• INSTRUCTIONS TO FOLLOW
Extract each line bearing the word "speech".

>>>

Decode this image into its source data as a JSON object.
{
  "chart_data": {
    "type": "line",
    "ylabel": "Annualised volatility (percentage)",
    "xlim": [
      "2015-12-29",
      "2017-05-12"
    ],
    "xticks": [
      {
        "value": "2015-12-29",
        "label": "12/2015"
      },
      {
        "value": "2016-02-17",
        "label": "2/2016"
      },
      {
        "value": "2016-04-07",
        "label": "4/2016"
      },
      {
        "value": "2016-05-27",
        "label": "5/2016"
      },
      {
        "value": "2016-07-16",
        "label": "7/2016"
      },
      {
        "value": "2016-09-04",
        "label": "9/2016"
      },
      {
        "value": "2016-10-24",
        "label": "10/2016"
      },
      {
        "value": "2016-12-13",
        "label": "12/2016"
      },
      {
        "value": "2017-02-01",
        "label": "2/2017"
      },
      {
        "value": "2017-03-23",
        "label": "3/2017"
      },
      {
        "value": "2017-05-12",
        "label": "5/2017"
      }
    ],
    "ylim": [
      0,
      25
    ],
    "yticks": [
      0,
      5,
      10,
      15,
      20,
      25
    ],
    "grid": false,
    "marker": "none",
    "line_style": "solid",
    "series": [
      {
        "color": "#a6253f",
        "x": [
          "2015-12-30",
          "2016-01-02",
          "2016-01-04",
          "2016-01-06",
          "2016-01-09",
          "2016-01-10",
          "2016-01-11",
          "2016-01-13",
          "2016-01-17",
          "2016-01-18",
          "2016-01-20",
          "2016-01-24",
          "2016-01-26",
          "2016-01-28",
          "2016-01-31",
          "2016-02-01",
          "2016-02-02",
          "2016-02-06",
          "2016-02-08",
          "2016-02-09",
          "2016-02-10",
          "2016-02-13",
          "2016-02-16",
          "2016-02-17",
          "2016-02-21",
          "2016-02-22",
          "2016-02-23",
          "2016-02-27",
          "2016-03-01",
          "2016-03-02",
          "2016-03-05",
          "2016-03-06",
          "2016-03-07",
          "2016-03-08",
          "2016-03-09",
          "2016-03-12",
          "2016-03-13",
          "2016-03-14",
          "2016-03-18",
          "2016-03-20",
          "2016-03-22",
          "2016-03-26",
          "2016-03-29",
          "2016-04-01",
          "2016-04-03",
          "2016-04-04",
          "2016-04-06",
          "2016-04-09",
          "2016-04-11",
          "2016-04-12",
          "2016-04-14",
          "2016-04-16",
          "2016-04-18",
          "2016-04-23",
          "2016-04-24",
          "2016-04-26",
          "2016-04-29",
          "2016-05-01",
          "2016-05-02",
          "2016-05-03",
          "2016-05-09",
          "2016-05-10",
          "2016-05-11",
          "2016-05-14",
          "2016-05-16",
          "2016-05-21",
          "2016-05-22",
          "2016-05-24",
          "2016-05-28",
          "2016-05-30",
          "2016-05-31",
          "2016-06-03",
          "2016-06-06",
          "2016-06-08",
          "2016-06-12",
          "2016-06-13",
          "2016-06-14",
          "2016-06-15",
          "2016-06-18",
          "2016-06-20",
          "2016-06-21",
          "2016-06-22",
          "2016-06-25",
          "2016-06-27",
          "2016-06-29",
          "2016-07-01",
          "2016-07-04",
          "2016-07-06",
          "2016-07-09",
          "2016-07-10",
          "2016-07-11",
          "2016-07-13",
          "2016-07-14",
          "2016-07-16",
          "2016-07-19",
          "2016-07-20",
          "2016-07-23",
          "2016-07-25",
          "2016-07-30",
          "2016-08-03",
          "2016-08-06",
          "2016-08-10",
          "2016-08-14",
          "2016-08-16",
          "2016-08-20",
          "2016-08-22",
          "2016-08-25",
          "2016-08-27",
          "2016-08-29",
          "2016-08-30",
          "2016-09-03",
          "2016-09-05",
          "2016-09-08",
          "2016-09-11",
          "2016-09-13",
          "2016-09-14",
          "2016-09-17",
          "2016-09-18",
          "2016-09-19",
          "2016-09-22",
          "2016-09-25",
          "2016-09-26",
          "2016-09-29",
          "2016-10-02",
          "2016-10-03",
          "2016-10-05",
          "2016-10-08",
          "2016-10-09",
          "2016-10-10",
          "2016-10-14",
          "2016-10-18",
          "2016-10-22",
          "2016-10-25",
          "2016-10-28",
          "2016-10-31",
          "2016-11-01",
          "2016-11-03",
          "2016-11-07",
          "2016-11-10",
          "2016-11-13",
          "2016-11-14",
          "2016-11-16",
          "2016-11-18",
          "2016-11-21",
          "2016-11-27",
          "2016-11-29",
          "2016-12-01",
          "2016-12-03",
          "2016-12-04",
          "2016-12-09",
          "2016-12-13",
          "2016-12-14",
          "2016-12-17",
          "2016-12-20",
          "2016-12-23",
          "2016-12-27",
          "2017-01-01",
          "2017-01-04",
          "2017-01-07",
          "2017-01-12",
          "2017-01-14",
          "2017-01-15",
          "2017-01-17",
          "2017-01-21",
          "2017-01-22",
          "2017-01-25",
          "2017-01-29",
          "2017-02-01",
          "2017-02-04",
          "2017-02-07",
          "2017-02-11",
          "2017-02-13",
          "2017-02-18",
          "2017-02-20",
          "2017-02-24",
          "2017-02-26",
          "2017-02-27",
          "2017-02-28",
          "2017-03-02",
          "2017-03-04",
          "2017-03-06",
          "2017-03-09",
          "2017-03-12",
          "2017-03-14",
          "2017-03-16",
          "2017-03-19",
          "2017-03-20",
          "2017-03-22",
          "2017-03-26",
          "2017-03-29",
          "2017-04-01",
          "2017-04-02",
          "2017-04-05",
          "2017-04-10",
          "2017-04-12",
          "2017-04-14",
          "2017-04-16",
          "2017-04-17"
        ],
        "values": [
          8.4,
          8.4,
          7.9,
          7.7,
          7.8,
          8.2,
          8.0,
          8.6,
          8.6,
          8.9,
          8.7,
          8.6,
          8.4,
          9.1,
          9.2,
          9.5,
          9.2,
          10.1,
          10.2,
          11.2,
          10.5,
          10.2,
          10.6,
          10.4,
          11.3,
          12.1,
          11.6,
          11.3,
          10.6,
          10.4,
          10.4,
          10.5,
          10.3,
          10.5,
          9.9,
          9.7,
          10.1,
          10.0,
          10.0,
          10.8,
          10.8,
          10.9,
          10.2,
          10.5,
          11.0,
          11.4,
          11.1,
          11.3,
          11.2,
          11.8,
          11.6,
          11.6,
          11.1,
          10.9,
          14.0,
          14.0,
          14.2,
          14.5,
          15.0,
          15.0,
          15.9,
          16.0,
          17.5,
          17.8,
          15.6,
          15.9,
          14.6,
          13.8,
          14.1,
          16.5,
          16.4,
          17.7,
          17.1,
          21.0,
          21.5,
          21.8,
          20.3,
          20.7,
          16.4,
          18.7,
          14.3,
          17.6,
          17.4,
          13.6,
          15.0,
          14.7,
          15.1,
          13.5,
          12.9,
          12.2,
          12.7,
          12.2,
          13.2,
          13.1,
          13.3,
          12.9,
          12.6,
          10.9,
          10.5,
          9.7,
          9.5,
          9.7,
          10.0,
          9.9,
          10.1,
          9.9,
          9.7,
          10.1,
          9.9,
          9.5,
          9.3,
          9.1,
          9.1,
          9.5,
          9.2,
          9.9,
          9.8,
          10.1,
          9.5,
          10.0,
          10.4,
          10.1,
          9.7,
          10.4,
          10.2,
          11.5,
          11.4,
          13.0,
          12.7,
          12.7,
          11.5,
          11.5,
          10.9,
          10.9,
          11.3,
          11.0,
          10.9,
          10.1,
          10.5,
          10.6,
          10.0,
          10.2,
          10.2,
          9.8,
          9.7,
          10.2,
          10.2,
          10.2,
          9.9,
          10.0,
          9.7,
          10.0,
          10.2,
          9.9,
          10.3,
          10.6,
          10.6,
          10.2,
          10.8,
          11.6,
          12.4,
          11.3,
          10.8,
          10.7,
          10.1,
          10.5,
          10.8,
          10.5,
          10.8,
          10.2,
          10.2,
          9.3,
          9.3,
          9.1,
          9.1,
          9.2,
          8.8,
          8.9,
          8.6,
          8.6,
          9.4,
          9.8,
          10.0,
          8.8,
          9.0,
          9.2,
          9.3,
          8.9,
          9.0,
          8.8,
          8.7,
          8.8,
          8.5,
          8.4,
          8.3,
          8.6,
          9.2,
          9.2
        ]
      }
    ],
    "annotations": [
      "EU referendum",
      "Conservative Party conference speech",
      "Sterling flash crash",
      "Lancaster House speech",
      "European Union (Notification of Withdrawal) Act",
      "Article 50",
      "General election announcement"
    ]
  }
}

<<<

• EXERCISE ANSWER
      "Conservative Party conference speech",
      "Lancaster House speech",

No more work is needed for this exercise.